◆ SET EXERCISE:
Reproduce, word for word, the entire post on refactoring the PROCLOCK hash table.

[Begin SELECTED PASSAGE]

Обсуждение: Refactor PROCLOCK hash table into partitioned list allocator

Поиск

Список

Период

Сортировка

Refactor PROCLOCK hash table into partitioned list allocator

От

Andrey Borodin

Дата:

30 декабря 2025 г., 15:37:21

Hi hackers,

Following up on the Discord discussion about the PROCLOCK hash table being
a "weird allocator" that we never actually use for lookups - I took a stab at
replacing it with a simpler partitioned free list approach as was suggested.
I was doing this mostly to educate myself on Lock Manager internals.

The current implementation uses LockMethodProcLockHash purely as an allocator.
We never do hash lookups by key; we only allocate entries, link them to the lock's
procLocks list, and free them later. Using a full hash table for this adds
unnecessary complexity and maybe even overhead (I did not measure this).

The attached patch replaces this with:
- ProcLockArray: A fixed-size array of all PROCLOCK structs (allocated at startup)

[End SELECTED PASSAGE]
[Begin SUPPLIED MATERIAL]

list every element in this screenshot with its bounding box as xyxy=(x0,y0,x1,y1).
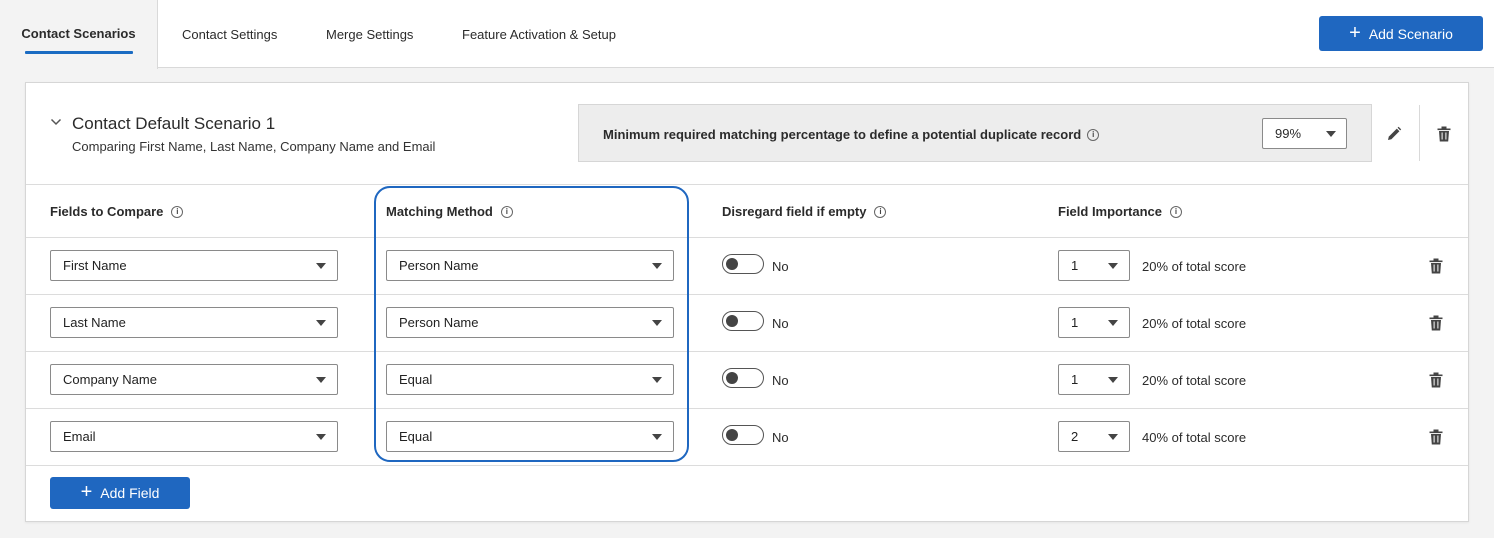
column-header-label: Disregard field if empty xyxy=(722,204,867,219)
importance-value: 1 xyxy=(1071,315,1079,330)
tab-label: Contact Settings xyxy=(182,26,278,42)
threshold-value: 99% xyxy=(1275,126,1302,141)
tab-merge-settings[interactable]: Merge Settings xyxy=(326,0,413,68)
importance-select[interactable]: 1 xyxy=(1058,364,1130,395)
column-header-disregard: Disregard field if empty i xyxy=(722,204,887,219)
tab-contact-scenarios[interactable]: Contact Scenarios xyxy=(0,0,158,69)
info-icon[interactable]: i xyxy=(171,205,184,218)
add-scenario-button[interactable]: + Add Scenario xyxy=(1319,16,1483,51)
field-select-value: Company Name xyxy=(63,372,157,387)
field-select[interactable]: Company Name xyxy=(50,364,338,395)
tab-label: Merge Settings xyxy=(326,26,414,42)
tab-feature-activation[interactable]: Feature Activation & Setup xyxy=(462,0,616,68)
threshold-label-text: Minimum required matching percentage to … xyxy=(603,127,1082,142)
disregard-toggle[interactable] xyxy=(722,368,764,388)
toggle-knob xyxy=(726,258,738,270)
field-select-value: First Name xyxy=(63,258,127,273)
top-tab-bar: Contact Scenarios Contact Settings Merge… xyxy=(0,0,1494,69)
tab-label: Feature Activation & Setup xyxy=(462,26,616,42)
pencil-icon[interactable] xyxy=(1386,126,1402,142)
trash-icon[interactable] xyxy=(1429,258,1443,274)
trash-icon[interactable] xyxy=(1429,315,1443,331)
disregard-toggle[interactable] xyxy=(722,311,764,331)
active-tab-indicator xyxy=(25,51,133,54)
toggle-knob xyxy=(726,429,738,441)
divider xyxy=(26,408,1468,409)
importance-select[interactable]: 1 xyxy=(1058,250,1130,281)
field-select[interactable]: First Name xyxy=(50,250,338,281)
plus-icon: + xyxy=(1349,21,1361,44)
caret-down-icon xyxy=(316,434,326,440)
caret-down-icon xyxy=(1108,263,1118,269)
disregard-toggle[interactable] xyxy=(722,254,764,274)
divider xyxy=(26,465,1468,466)
disregard-label: No xyxy=(772,259,789,274)
disregard-toggle[interactable] xyxy=(722,425,764,445)
caret-down-icon xyxy=(1108,434,1118,440)
field-select[interactable]: Email xyxy=(50,421,338,452)
trash-icon[interactable] xyxy=(1437,126,1451,142)
score-text: 20% of total score xyxy=(1142,373,1247,388)
divider xyxy=(26,184,1468,185)
caret-down-icon xyxy=(1108,377,1118,383)
divider xyxy=(26,237,1468,238)
disregard-label: No xyxy=(772,316,789,331)
toggle-knob xyxy=(726,315,738,327)
tab-contact-settings[interactable]: Contact Settings xyxy=(182,0,277,68)
toggle-knob xyxy=(726,372,738,384)
add-scenario-label: Add Scenario xyxy=(1368,25,1453,42)
importance-value: 1 xyxy=(1071,372,1079,387)
column-header-fields: Fields to Compare i xyxy=(50,204,184,219)
score-text: 20% of total score xyxy=(1142,316,1247,331)
scenario-card: Contact Default Scenario 1 Comparing Fir… xyxy=(25,82,1469,522)
threshold-select[interactable]: 99% xyxy=(1262,118,1347,149)
column-header-label: Fields to Compare xyxy=(50,204,164,219)
divider xyxy=(1419,105,1420,161)
caret-down-icon xyxy=(316,320,326,326)
disregard-label: No xyxy=(772,373,789,388)
importance-select[interactable]: 1 xyxy=(1058,307,1130,338)
column-header-importance: Field Importance i xyxy=(1058,204,1183,219)
info-icon[interactable]: i xyxy=(1170,205,1183,218)
caret-down-icon xyxy=(316,377,326,383)
tab-label: Contact Scenarios xyxy=(21,25,136,41)
add-field-button[interactable]: + Add Field xyxy=(50,477,190,509)
caret-down-icon xyxy=(1108,320,1118,326)
importance-value: 2 xyxy=(1071,429,1079,444)
importance-value: 1 xyxy=(1071,258,1079,273)
add-field-label: Add Field xyxy=(100,485,160,501)
column-header-label: Field Importance xyxy=(1058,204,1163,219)
scenario-title: Contact Default Scenario 1 xyxy=(72,114,276,133)
score-text: 40% of total score xyxy=(1142,430,1247,445)
score-text: 20% of total score xyxy=(1142,259,1247,274)
field-select-value: Email xyxy=(63,429,96,444)
trash-icon[interactable] xyxy=(1429,429,1443,445)
threshold-label: Minimum required matching percentage to … xyxy=(603,127,1100,142)
field-select-value: Last Name xyxy=(63,315,126,330)
threshold-panel: Minimum required matching percentage to … xyxy=(578,104,1372,162)
divider xyxy=(26,351,1468,352)
disregard-label: No xyxy=(772,430,789,445)
chevron-down-icon[interactable] xyxy=(50,116,62,128)
plus-icon: + xyxy=(80,481,93,503)
divider xyxy=(26,294,1468,295)
caret-down-icon xyxy=(316,263,326,269)
info-icon[interactable]: i xyxy=(1087,128,1100,141)
importance-select[interactable]: 2 xyxy=(1058,421,1130,452)
scenario-subtitle: Comparing First Name, Last Name, Company… xyxy=(72,139,436,154)
field-select[interactable]: Last Name xyxy=(50,307,338,338)
matching-method-highlight xyxy=(374,186,689,462)
trash-icon[interactable] xyxy=(1429,372,1443,388)
info-icon[interactable]: i xyxy=(874,205,887,218)
caret-down-icon xyxy=(1326,131,1336,137)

[End SUPPLIED MATERIAL]

◆ RESPONSE TO THIS TASK:
Обсуждение: Refactor PROCLOCK hash table into partitioned list allocator

Поиск

Список

Период

Сортировка

Refactor PROCLOCK hash table into partitioned list allocator

От

Andrey Borodin

Дата:

30 декабря 2025 г., 15:37:21

Hi hackers,

Following up on the Discord discussion about the PROCLOCK hash table being
a "weird allocator" that we never actually use for lookups - I took a stab at
replacing it with a simpler partitioned free list approach as was suggested.
I was doing this mostly to educate myself on Lock Manager internals.

The current implementation uses LockMethodProcLockHash purely as an allocator.
We never do hash lookups by key; we only allocate entries, link them to the lock's
procLocks list, and free them later. Using a full hash table for this adds
unnecessary complexity and maybe even overhead (I did not measure this).

The attached patch replaces this with:
- ProcLockArray: A fixed-size array of all PROCLOCK structs (allocated at startup)